Set task:
Print out the entries below with no edits.

Given records:
## start
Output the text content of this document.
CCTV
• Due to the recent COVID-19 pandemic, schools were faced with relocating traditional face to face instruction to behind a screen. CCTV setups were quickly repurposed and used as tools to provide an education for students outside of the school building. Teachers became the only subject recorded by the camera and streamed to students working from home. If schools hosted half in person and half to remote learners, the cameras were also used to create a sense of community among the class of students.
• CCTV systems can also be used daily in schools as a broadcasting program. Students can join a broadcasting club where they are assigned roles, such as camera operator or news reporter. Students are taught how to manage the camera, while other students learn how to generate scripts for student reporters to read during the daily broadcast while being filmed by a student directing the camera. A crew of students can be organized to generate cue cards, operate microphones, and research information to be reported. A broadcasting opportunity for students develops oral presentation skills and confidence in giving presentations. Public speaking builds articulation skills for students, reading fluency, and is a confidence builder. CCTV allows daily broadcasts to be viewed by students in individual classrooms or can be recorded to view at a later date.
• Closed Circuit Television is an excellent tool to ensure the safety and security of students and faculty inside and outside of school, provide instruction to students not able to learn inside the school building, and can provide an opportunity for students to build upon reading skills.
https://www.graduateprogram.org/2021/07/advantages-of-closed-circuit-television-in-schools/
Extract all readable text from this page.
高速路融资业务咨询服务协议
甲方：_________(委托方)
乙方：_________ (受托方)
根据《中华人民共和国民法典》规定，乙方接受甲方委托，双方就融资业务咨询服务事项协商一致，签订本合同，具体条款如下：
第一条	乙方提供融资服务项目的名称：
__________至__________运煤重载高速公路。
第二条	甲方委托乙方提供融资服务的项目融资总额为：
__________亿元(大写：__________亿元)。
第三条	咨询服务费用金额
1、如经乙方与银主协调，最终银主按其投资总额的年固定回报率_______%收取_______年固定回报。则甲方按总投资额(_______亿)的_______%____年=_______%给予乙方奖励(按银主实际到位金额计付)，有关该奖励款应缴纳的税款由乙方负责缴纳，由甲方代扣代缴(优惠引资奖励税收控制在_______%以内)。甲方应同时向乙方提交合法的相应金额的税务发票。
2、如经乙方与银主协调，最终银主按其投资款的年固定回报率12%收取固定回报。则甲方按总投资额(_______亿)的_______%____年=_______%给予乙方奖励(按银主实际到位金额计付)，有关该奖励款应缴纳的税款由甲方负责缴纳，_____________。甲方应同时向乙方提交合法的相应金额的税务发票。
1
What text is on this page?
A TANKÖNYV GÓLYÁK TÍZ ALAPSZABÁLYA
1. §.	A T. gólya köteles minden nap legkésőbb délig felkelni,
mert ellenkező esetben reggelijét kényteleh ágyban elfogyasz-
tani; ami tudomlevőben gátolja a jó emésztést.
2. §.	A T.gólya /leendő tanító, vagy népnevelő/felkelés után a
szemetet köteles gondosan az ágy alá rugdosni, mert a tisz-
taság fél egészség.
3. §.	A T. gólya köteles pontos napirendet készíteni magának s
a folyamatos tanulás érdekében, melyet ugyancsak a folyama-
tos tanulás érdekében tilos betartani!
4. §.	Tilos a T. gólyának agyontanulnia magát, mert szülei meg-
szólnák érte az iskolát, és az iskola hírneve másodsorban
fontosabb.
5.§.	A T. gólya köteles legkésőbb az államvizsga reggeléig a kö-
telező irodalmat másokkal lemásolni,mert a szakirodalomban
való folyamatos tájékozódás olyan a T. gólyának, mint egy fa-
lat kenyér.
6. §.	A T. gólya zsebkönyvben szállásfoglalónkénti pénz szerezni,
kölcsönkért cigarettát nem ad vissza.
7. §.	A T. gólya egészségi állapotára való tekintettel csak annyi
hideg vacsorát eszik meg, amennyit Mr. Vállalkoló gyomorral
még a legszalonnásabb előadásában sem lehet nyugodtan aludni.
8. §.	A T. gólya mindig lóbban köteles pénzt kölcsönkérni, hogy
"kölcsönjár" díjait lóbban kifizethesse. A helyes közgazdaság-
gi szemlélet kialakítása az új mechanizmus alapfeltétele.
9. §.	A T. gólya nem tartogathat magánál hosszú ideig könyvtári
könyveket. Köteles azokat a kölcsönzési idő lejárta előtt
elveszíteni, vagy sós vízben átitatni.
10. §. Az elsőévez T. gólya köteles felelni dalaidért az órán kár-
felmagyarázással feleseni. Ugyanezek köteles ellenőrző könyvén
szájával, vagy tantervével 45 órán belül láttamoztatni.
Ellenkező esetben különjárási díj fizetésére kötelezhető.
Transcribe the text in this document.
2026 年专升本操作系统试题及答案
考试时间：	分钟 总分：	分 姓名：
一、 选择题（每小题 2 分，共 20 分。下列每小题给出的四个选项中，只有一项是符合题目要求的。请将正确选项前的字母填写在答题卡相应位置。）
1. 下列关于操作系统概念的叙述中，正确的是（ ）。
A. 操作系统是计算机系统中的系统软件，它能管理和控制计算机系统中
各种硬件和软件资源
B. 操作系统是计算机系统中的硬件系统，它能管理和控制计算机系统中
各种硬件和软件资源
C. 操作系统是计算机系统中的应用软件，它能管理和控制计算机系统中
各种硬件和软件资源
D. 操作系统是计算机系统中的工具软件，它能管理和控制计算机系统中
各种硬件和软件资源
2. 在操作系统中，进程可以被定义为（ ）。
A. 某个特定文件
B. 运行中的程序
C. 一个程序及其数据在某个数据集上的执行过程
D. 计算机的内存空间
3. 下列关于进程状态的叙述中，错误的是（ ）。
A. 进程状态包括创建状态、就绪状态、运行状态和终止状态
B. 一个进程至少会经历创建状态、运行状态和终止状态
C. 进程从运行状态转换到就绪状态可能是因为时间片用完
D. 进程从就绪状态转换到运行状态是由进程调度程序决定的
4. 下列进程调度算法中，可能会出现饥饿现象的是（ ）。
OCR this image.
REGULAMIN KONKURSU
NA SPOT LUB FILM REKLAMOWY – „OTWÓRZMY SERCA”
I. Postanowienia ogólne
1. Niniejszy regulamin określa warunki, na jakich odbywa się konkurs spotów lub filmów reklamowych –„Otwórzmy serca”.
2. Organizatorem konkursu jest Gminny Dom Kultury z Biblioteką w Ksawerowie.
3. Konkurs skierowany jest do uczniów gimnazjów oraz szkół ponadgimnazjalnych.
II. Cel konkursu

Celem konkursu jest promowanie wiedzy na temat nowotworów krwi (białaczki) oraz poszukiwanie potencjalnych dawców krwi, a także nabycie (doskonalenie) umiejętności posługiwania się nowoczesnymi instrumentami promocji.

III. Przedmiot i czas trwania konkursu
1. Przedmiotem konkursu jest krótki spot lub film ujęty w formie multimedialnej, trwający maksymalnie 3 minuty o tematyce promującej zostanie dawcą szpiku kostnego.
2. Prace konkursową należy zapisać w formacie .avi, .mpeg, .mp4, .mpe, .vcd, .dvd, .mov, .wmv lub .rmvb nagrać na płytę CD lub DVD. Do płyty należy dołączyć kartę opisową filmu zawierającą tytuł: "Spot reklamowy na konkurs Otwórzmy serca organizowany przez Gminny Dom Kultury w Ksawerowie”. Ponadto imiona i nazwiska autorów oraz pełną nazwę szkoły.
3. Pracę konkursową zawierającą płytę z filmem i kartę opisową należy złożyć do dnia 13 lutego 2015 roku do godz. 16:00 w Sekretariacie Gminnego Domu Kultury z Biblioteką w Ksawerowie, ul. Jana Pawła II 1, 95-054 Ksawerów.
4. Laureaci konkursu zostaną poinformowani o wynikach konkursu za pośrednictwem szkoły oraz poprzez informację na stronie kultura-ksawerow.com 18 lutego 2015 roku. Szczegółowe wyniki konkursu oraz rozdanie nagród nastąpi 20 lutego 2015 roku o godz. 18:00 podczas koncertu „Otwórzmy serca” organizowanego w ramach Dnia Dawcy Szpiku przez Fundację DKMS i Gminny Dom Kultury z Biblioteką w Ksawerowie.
## end
Response to the exercise:
Output the text content of this document.
CCTV
• Due to the recent COVID-19 pandemic, schools were faced with relocating traditional face to face instruction to behind a screen. CCTV setups were quickly repurposed and used as tools to provide an education for students outside of the school building. Teachers became the only subject recorded by the camera and streamed to students working from home. If schools hosted half in person and half to remote learners, the cameras were also used to create a sense of community among the class of students.
• CCTV systems can also be used daily in schools as a broadcasting program. Students can join a broadcasting club where they are assigned roles, such as camera operator or news reporter. Students are taught how to manage the camera, while other students learn how to generate scripts for student reporters to read during the daily broadcast while being filmed by a student directing the camera. A crew of students can be organized to generate cue cards, operate microphones, and research information to be reported. A broadcasting opportunity for students develops oral presentation skills and confidence in giving presentations. Public speaking builds articulation skills for students, reading fluency, and is a confidence builder. CCTV allows daily broadcasts to be viewed by students in individual classrooms or can be recorded to view at a later date.
• Closed Circuit Television is an excellent tool to ensure the safety and security of students and faculty inside and outside of school, provide instruction to students not able to learn inside the school building, and can provide an opportunity for students to build upon reading skills.
https://www.graduateprogram.org/2021/07/advantages-of-closed-circuit-television-in-schools/
Extract all readable text from this page.
高速路融资业务咨询服务协议
甲方：_________(委托方)
乙方：_________ (受托方)
根据《中华人民共和国民法典》规定，乙方接受甲方委托，双方就融资业务咨询服务事项协商一致，签订本合同，具体条款如下：
第一条	乙方提供融资服务项目的名称：
__________至__________运煤重载高速公路。
第二条	甲方委托乙方提供融资服务的项目融资总额为：
__________亿元(大写：__________亿元)。
第三条	咨询服务费用金额
1、如经乙方与银主协调，最终银主按其投资总额的年固定回报率_______%收取_______年固定回报。则甲方按总投资额(_______亿)的_______%____年=_______%给予乙方奖励(按银主实际到位金额计付)，有关该奖励款应缴纳的税款由乙方负责缴纳，由甲方代扣代缴(优惠引资奖励税收控制在_______%以内)。甲方应同时向乙方提交合法的相应金额的税务发票。
2、如经乙方与银主协调，最终银主按其投资款的年固定回报率12%收取固定回报。则甲方按总投资额(_______亿)的_______%____年=_______%给予乙方奖励(按银主实际到位金额计付)，有关该奖励款应缴纳的税款由甲方负责缴纳，_____________。甲方应同时向乙方提交合法的相应金额的税务发票。
1
What text is on this page?
A TANKÖNYV GÓLYÁK TÍZ ALAPSZABÁLYA
1. §.	A T. gólya köteles minden nap legkésőbb délig felkelni,
mert ellenkező esetben reggelijét kényteleh ágyban elfogyasz-
tani; ami tudomlevőben gátolja a jó emésztést.
2. §.	A T.gólya /leendő tanító, vagy népnevelő/felkelés után a
szemetet köteles gondosan az ágy alá rugdosni, mert a tisz-
taság fél egészség.
3. §.	A T. gólya köteles pontos napirendet készíteni magának s
a folyamatos tanulás érdekében, melyet ugyancsak a folyama-
tos tanulás érdekében tilos betartani!
4. §.	Tilos a T. gólyának agyontanulnia magát, mert szülei meg-
szólnák érte az iskolát, és az iskola hírneve másodsorban
fontosabb.
5.§.	A T. gólya köteles legkésőbb az államvizsga reggeléig a kö-
telező irodalmat másokkal lemásolni,mert a szakirodalomban
való folyamatos tájékozódás olyan a T. gólyának, mint egy fa-
lat kenyér.
6. §.	A T. gólya zsebkönyvben szállásfoglalónkénti pénz szerezni,
kölcsönkért cigarettát nem ad vissza.
7. §.	A T. gólya egészségi állapotára való tekintettel csak annyi
hideg vacsorát eszik meg, amennyit Mr. Vállalkoló gyomorral
még a legszalonnásabb előadásában sem lehet nyugodtan aludni.
8. §.	A T. gólya mindig lóbban köteles pénzt kölcsönkérni, hogy
"kölcsönjár" díjait lóbban kifizethesse. A helyes közgazdaság-
gi szemlélet kialakítása az új mechanizmus alapfeltétele.
9. §.	A T. gólya nem tartogathat magánál hosszú ideig könyvtári
könyveket. Köteles azokat a kölcsönzési idő lejárta előtt
elveszíteni, vagy sós vízben átitatni.
10. §. Az elsőévez T. gólya köteles felelni dalaidért az órán kár-
felmagyarázással feleseni. Ugyanezek köteles ellenőrző könyvén
szájával, vagy tantervével 45 órán belül láttamoztatni.
Ellenkező esetben különjárási díj fizetésére kötelezhető.
Transcribe the text in this document.
2026 年专升本操作系统试题及答案
考试时间：	分钟 总分：	分 姓名：
一、 选择题（每小题 2 分，共 20 分。下列每小题给出的四个选项中，只有一项是符合题目要求的。请将正确选项前的字母填写在答题卡相应位置。）
1. 下列关于操作系统概念的叙述中，正确的是（ ）。
A. 操作系统是计算机系统中的系统软件，它能管理和控制计算机系统中
各种硬件和软件资源
B. 操作系统是计算机系统中的硬件系统，它能管理和控制计算机系统中
各种硬件和软件资源
C. 操作系统是计算机系统中的应用软件，它能管理和控制计算机系统中
各种硬件和软件资源
D. 操作系统是计算机系统中的工具软件，它能管理和控制计算机系统中
各种硬件和软件资源
2. 在操作系统中，进程可以被定义为（ ）。
A. 某个特定文件
B. 运行中的程序
C. 一个程序及其数据在某个数据集上的执行过程
D. 计算机的内存空间
3. 下列关于进程状态的叙述中，错误的是（ ）。
A. 进程状态包括创建状态、就绪状态、运行状态和终止状态
B. 一个进程至少会经历创建状态、运行状态和终止状态
C. 进程从运行状态转换到就绪状态可能是因为时间片用完
D. 进程从就绪状态转换到运行状态是由进程调度程序决定的
4. 下列进程调度算法中，可能会出现饥饿现象的是（ ）。
OCR this image.
REGULAMIN KONKURSU
NA SPOT LUB FILM REKLAMOWY – „OTWÓRZMY SERCA”
I. Postanowienia ogólne
1. Niniejszy regulamin określa warunki, na jakich odbywa się konkurs spotów lub filmów reklamowych –„Otwórzmy serca”.
2. Organizatorem konkursu jest Gminny Dom Kultury z Biblioteką w Ksawerowie.
3. Konkurs skierowany jest do uczniów gimnazjów oraz szkół ponadgimnazjalnych.
II. Cel konkursu

Celem konkursu jest promowanie wiedzy na temat nowotworów krwi (białaczki) oraz poszukiwanie potencjalnych dawców krwi, a także nabycie (doskonalenie) umiejętności posługiwania się nowoczesnymi instrumentami promocji.

III. Przedmiot i czas trwania konkursu
1. Przedmiotem konkursu jest krótki spot lub film ujęty w formie multimedialnej, trwający maksymalnie 3 minuty o tematyce promującej zostanie dawcą szpiku kostnego.
2. Prace konkursową należy zapisać w formacie .avi, .mpeg, .mp4, .mpe, .vcd, .dvd, .mov, .wmv lub .rmvb nagrać na płytę CD lub DVD. Do płyty należy dołączyć kartę opisową filmu zawierającą tytuł: "Spot reklamowy na konkurs Otwórzmy serca organizowany przez Gminny Dom Kultury w Ksawerowie”. Ponadto imiona i nazwiska autorów oraz pełną nazwę szkoły.
3. Pracę konkursową zawierającą płytę z filmem i kartę opisową należy złożyć do dnia 13 lutego 2015 roku do godz. 16:00 w Sekretariacie Gminnego Domu Kultury z Biblioteką w Ksawerowie, ul. Jana Pawła II 1, 95-054 Ksawerów.
4. Laureaci konkursu zostaną poinformowani o wynikach konkursu za pośrednictwem szkoły oraz poprzez informację na stronie kultura-ksawerow.com 18 lutego 2015 roku. Szczegółowe wyniki konkursu oraz rozdanie nagród nastąpi 20 lutego 2015 roku o godz. 18:00 podczas koncertu „Otwórzmy serca” organizowanego w ramach Dnia Dawcy Szpiku przez Fundację DKMS i Gminny Dom Kultury z Biblioteką w Ksawerowie.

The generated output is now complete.